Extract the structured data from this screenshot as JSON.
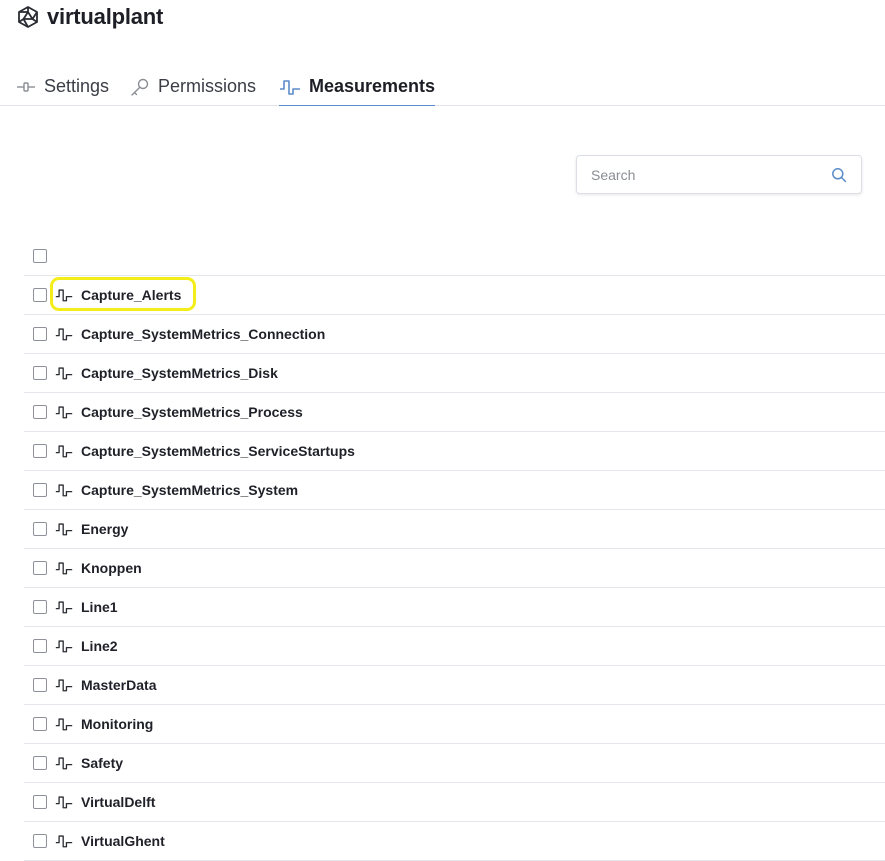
{
  "app": {
    "title": "virtualplant",
    "logo_icon": "polyhedron-icon"
  },
  "tabs": [
    {
      "label": "Settings",
      "icon": "slider-icon",
      "active": false
    },
    {
      "label": "Permissions",
      "icon": "key-icon",
      "active": false
    },
    {
      "label": "Measurements",
      "icon": "waveform-icon",
      "active": true
    }
  ],
  "search": {
    "placeholder": "Search",
    "value": "",
    "icon": "search-icon"
  },
  "measurements": {
    "select_all_checked": false,
    "highlighted": "Capture_Alerts",
    "highlight_color": "#f3ee1a",
    "items": [
      {
        "name": "Capture_Alerts",
        "checked": false
      },
      {
        "name": "Capture_SystemMetrics_Connection",
        "checked": false
      },
      {
        "name": "Capture_SystemMetrics_Disk",
        "checked": false
      },
      {
        "name": "Capture_SystemMetrics_Process",
        "checked": false
      },
      {
        "name": "Capture_SystemMetrics_ServiceStartups",
        "checked": false
      },
      {
        "name": "Capture_SystemMetrics_System",
        "checked": false
      },
      {
        "name": "Energy",
        "checked": false
      },
      {
        "name": "Knoppen",
        "checked": false
      },
      {
        "name": "Line1",
        "checked": false
      },
      {
        "name": "Line2",
        "checked": false
      },
      {
        "name": "MasterData",
        "checked": false
      },
      {
        "name": "Monitoring",
        "checked": false
      },
      {
        "name": "Safety",
        "checked": false
      },
      {
        "name": "VirtualDelft",
        "checked": false
      },
      {
        "name": "VirtualGhent",
        "checked": false
      }
    ]
  },
  "colors": {
    "accent": "#5b8cc9",
    "text": "#1e1f26",
    "border": "#e4e6eb"
  }
}
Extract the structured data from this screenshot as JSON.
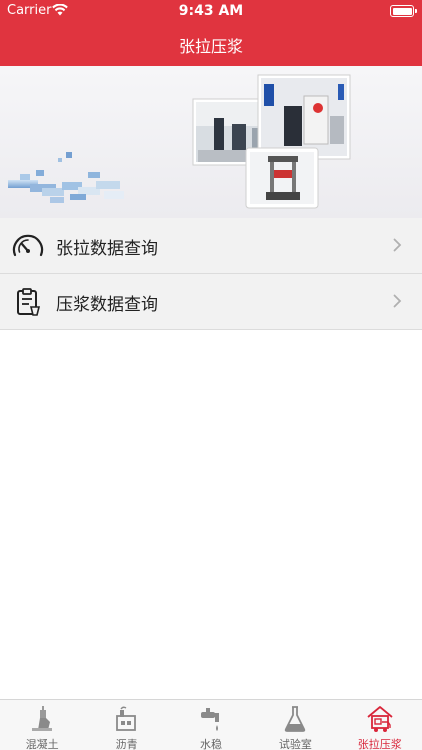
{
  "status_bar": {
    "carrier": "Carrier",
    "time": "9:43 AM"
  },
  "nav": {
    "title": "张拉压浆"
  },
  "menu": [
    {
      "label": "张拉数据查询",
      "icon": "gauge-icon"
    },
    {
      "label": "压浆数据查询",
      "icon": "clipboard-icon"
    }
  ],
  "tabs": [
    {
      "label": "混凝土",
      "icon": "concrete-plant-icon",
      "active": false
    },
    {
      "label": "沥青",
      "icon": "asphalt-factory-icon",
      "active": false
    },
    {
      "label": "水稳",
      "icon": "water-tap-icon",
      "active": false
    },
    {
      "label": "试验室",
      "icon": "flask-icon",
      "active": false
    },
    {
      "label": "张拉压浆",
      "icon": "tension-truck-icon",
      "active": true
    }
  ],
  "colors": {
    "brand": "#e0343f",
    "active_tab": "#d9263a",
    "inactive_tab": "#666666"
  }
}
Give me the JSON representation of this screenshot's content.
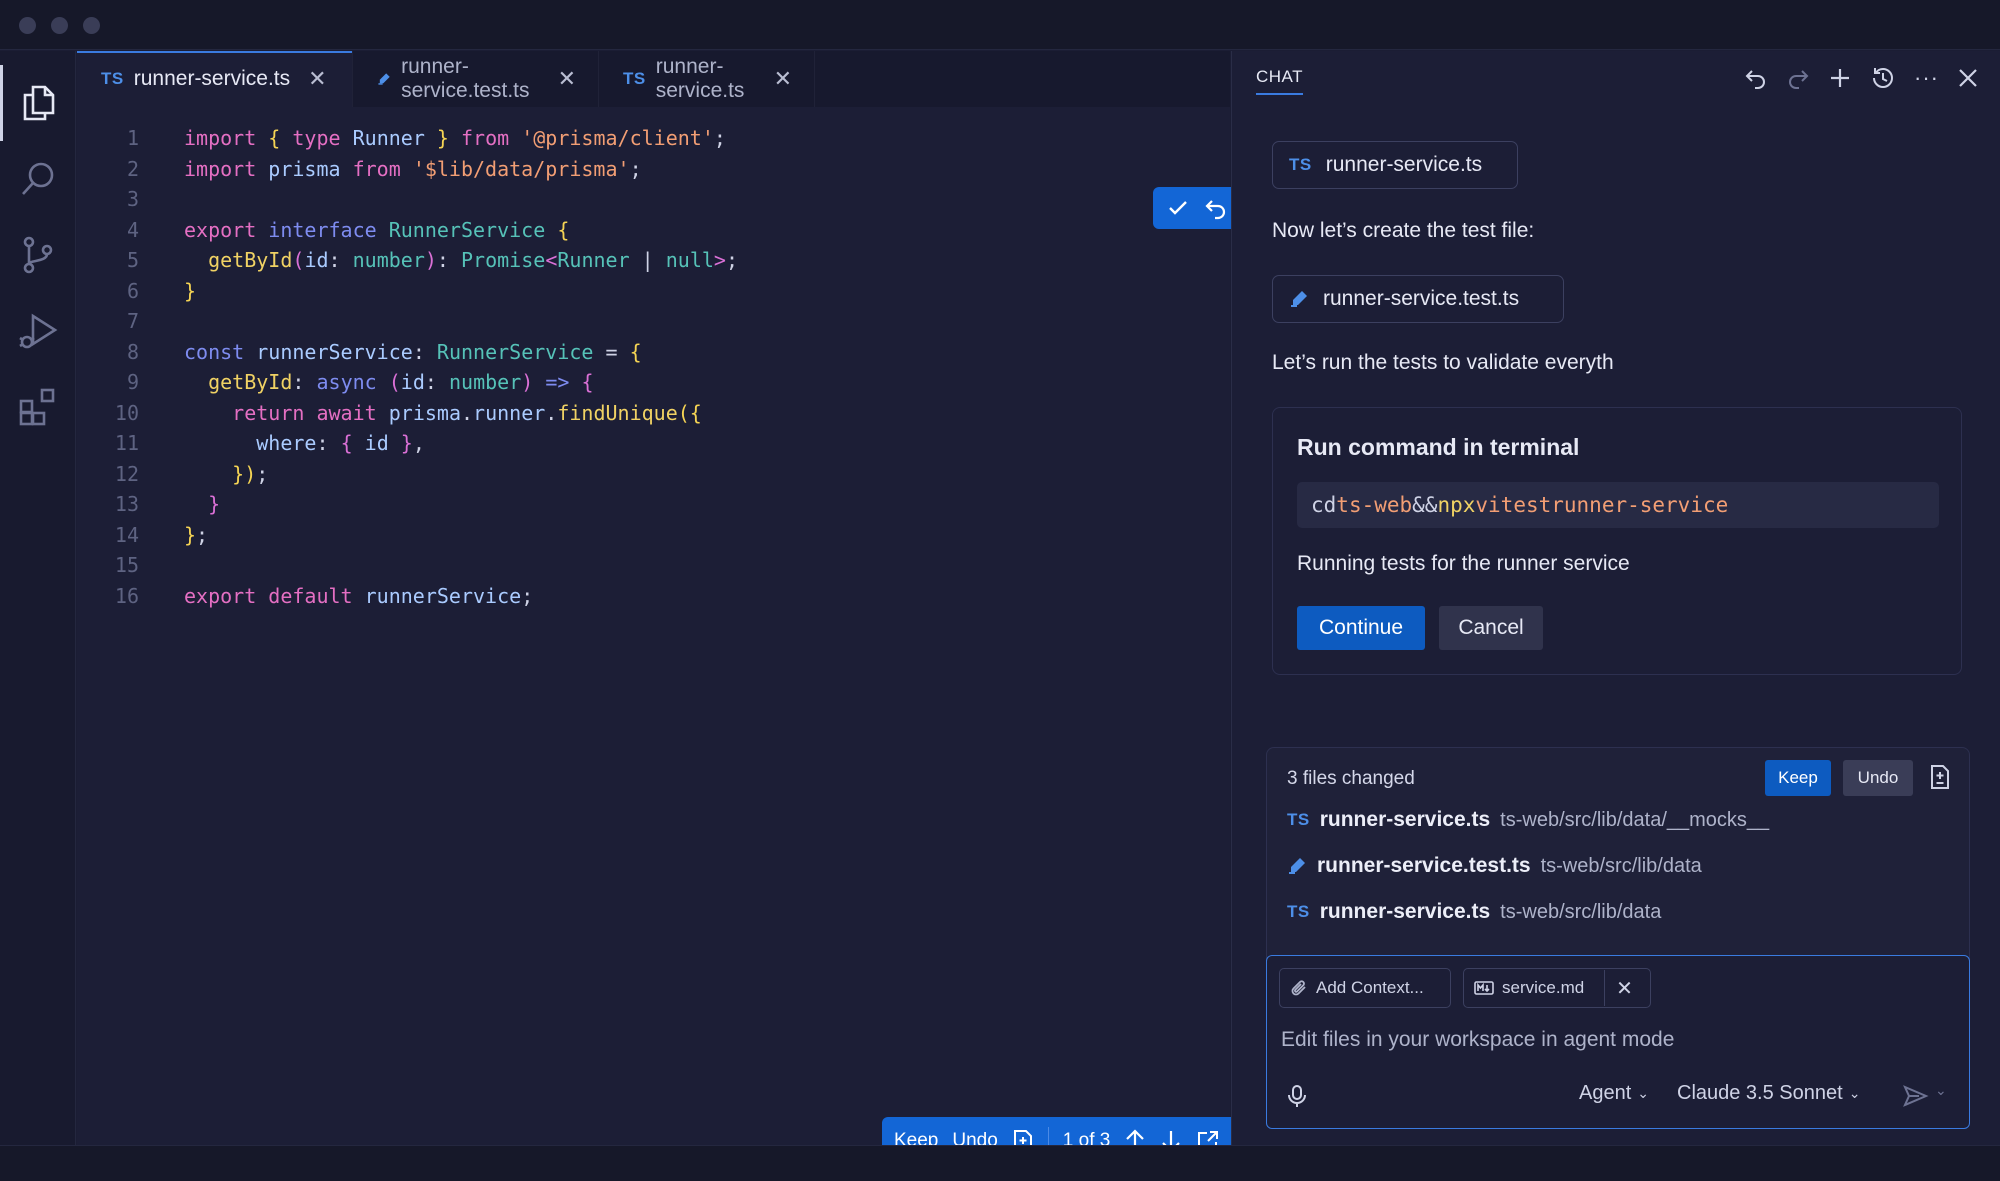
{
  "colors": {
    "accent": "#1366d6",
    "ts_badge": "#4d8fe8",
    "background": "#1c1e36"
  },
  "editor": {
    "tabs": [
      {
        "badge": "TS",
        "label": "runner-service.ts",
        "icon": "pencil-flask-icon",
        "active": true
      },
      {
        "label": "runner-service.test.ts",
        "icon": "test-file-icon"
      },
      {
        "badge": "TS",
        "label": "runner-service.ts"
      }
    ],
    "lines": [
      {
        "n": "1",
        "code": "import { type Runner } from '@prisma/client';"
      },
      {
        "n": "2",
        "code": "import prisma from '$lib/data/prisma';"
      },
      {
        "n": "3",
        "code": ""
      },
      {
        "n": "4",
        "code": "export interface RunnerService {"
      },
      {
        "n": "5",
        "code": "  getById(id: number): Promise<Runner | null>;"
      },
      {
        "n": "6",
        "code": "}"
      },
      {
        "n": "7",
        "code": ""
      },
      {
        "n": "8",
        "code": "const runnerService: RunnerService = {"
      },
      {
        "n": "9",
        "code": "  getById: async (id: number) => {"
      },
      {
        "n": "10",
        "code": "    return await prisma.runner.findUnique({"
      },
      {
        "n": "11",
        "code": "      where: { id },"
      },
      {
        "n": "12",
        "code": "    });"
      },
      {
        "n": "13",
        "code": "  }"
      },
      {
        "n": "14",
        "code": "};"
      },
      {
        "n": "15",
        "code": ""
      },
      {
        "n": "16",
        "code": "export default runnerService;"
      }
    ],
    "diffbar": {
      "keep": "Keep",
      "undo": "Undo",
      "position": "1 of 3"
    }
  },
  "chat": {
    "title": "CHAT",
    "chip1": {
      "badge": "TS",
      "label": "runner-service.ts"
    },
    "msg1": "Now let’s create the test file:",
    "chip2": {
      "label": "runner-service.test.ts"
    },
    "msg2": "Let’s run the tests to validate everyth",
    "command": {
      "title": "Run command in terminal",
      "tokens": [
        "cd",
        "ts-web",
        "&&",
        "npx",
        "vitest",
        "runner-service"
      ],
      "description": "Running tests for the runner service",
      "continue": "Continue",
      "cancel": "Cancel"
    },
    "changes": {
      "title": "3 files changed",
      "keep": "Keep",
      "undo": "Undo",
      "files": [
        {
          "badge": "TS",
          "name": "runner-service.ts",
          "path": "ts-web/src/lib/data/__mocks__"
        },
        {
          "name": "runner-service.test.ts",
          "path": "ts-web/src/lib/data"
        },
        {
          "badge": "TS",
          "name": "runner-service.ts",
          "path": "ts-web/src/lib/data"
        }
      ]
    },
    "input": {
      "add_context": "Add Context...",
      "attachment": "service.md",
      "placeholder": "Edit files in your workspace in agent mode",
      "mode": "Agent",
      "model": "Claude 3.5 Sonnet"
    }
  }
}
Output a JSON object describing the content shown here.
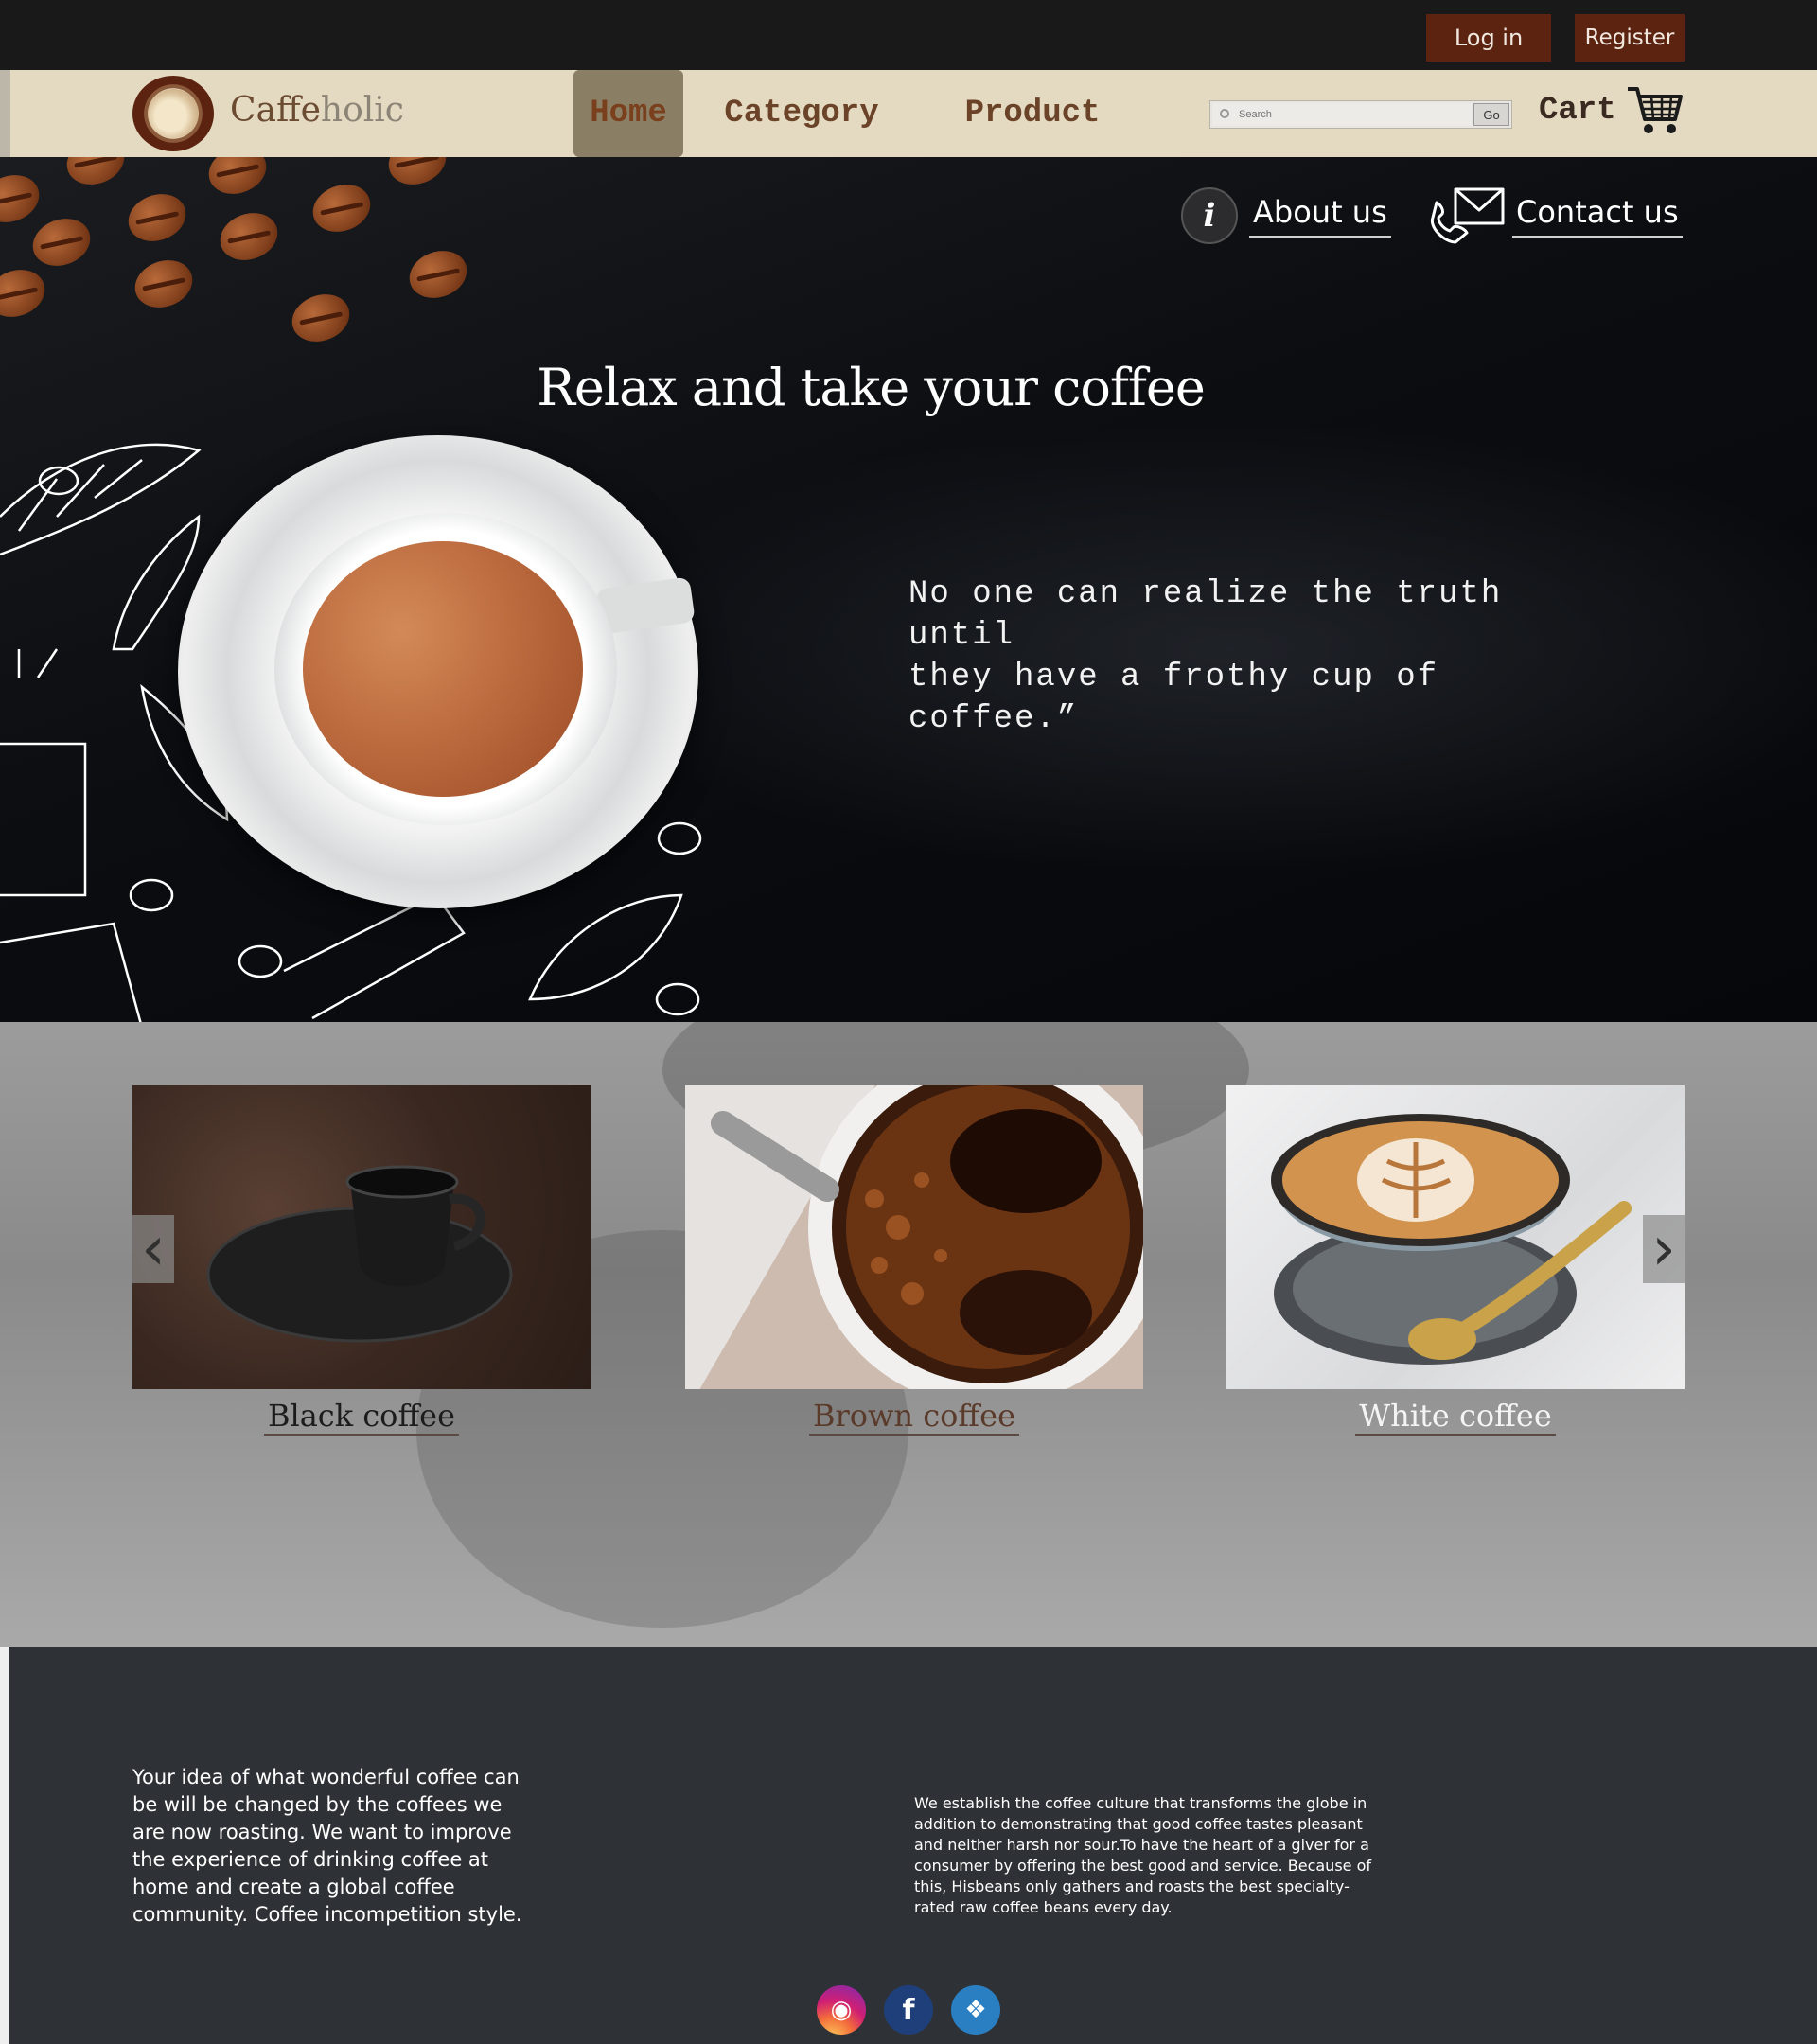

==*==

(DIRECTIVE)
Copy all the lines above that hold the string "export".

(RESPONSE TO THIS TASK)
        "code": "export interface RunnerService {"
        "code": "export default runnerService;"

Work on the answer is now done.